▶ [SHORT PROBLEM] In the entries below, identify every line with the string "Streamfunction" and copy it.

>> BEGIN SUPPLIED MATERIAL

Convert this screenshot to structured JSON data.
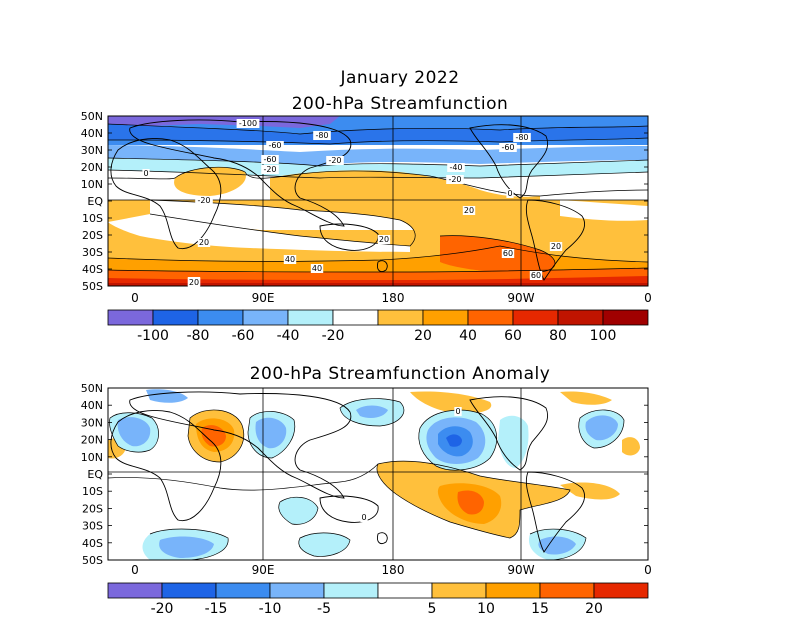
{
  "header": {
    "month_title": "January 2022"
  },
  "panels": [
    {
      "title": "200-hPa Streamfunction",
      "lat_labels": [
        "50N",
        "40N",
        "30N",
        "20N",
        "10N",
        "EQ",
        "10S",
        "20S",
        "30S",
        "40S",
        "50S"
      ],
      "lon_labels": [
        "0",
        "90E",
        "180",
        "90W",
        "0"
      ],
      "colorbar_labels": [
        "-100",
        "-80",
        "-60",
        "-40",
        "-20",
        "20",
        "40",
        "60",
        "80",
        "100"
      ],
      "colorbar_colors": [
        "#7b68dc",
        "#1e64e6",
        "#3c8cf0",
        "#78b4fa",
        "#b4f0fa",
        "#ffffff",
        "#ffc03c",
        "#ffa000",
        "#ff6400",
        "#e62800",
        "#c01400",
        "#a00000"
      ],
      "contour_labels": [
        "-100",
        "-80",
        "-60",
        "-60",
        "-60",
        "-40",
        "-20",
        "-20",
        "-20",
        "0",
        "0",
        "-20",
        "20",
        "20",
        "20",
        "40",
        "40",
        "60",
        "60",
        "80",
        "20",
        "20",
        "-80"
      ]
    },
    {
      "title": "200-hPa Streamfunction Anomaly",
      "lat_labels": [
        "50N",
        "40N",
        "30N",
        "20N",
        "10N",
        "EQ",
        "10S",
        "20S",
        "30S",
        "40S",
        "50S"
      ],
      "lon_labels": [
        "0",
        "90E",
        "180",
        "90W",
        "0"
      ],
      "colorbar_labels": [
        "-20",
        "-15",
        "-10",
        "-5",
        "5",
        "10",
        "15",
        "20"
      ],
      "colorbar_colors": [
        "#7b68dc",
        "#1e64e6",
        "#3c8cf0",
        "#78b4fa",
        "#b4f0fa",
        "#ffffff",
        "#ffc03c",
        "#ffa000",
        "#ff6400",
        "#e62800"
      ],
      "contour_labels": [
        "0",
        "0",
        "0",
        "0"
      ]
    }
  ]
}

>> END SUPPLIED MATERIAL

▶ [ANSWER TO THE EXERCISE]
      "title": "200-hPa Streamfunction",
      "title": "200-hPa Streamfunction Anomaly",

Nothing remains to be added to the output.